What the exercise asks
Your task is to print all of the material verbatim.

Data items
▼
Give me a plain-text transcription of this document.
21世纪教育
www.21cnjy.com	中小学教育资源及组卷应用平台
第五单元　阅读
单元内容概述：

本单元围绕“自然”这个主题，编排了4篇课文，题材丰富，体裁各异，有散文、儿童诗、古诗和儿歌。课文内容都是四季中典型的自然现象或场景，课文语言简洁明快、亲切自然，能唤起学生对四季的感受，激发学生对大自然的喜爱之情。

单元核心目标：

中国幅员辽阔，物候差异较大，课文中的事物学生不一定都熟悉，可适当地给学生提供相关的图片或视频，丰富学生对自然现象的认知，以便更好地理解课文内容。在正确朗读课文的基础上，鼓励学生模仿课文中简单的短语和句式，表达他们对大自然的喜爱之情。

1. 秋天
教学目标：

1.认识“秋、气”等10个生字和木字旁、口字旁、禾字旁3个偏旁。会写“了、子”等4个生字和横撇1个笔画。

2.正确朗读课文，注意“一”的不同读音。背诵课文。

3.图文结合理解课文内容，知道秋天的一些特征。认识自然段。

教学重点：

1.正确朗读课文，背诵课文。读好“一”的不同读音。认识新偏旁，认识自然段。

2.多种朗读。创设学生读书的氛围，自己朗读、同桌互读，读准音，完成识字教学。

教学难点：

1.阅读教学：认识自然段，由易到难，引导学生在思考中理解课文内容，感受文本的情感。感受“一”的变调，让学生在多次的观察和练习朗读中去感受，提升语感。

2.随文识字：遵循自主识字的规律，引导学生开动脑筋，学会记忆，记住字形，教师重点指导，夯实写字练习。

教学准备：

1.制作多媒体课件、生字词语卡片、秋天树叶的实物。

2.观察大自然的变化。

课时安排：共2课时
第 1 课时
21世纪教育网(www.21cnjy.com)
▲
Answer to the exercise
Give me a plain-text transcription of this document.
21世纪教育
www.21cnjy.com	中小学教育资源及组卷应用平台
第五单元　阅读
单元内容概述：

本单元围绕“自然”这个主题，编排了4篇课文，题材丰富，体裁各异，有散文、儿童诗、古诗和儿歌。课文内容都是四季中典型的自然现象或场景，课文语言简洁明快、亲切自然，能唤起学生对四季的感受，激发学生对大自然的喜爱之情。

单元核心目标：

中国幅员辽阔，物候差异较大，课文中的事物学生不一定都熟悉，可适当地给学生提供相关的图片或视频，丰富学生对自然现象的认知，以便更好地理解课文内容。在正确朗读课文的基础上，鼓励学生模仿课文中简单的短语和句式，表达他们对大自然的喜爱之情。

1. 秋天
教学目标：

1.认识“秋、气”等10个生字和木字旁、口字旁、禾字旁3个偏旁。会写“了、子”等4个生字和横撇1个笔画。

2.正确朗读课文，注意“一”的不同读音。背诵课文。

3.图文结合理解课文内容，知道秋天的一些特征。认识自然段。

教学重点：

1.正确朗读课文，背诵课文。读好“一”的不同读音。认识新偏旁，认识自然段。

2.多种朗读。创设学生读书的氛围，自己朗读、同桌互读，读准音，完成识字教学。

教学难点：

1.阅读教学：认识自然段，由易到难，引导学生在思考中理解课文内容，感受文本的情感。感受“一”的变调，让学生在多次的观察和练习朗读中去感受，提升语感。

2.随文识字：遵循自主识字的规律，引导学生开动脑筋，学会记忆，记住字形，教师重点指导，夯实写字练习。

教学准备：

1.制作多媒体课件、生字词语卡片、秋天树叶的实物。

2.观察大自然的变化。

课时安排：共2课时
第 1 课时
21世纪教育网(www.21cnjy.com)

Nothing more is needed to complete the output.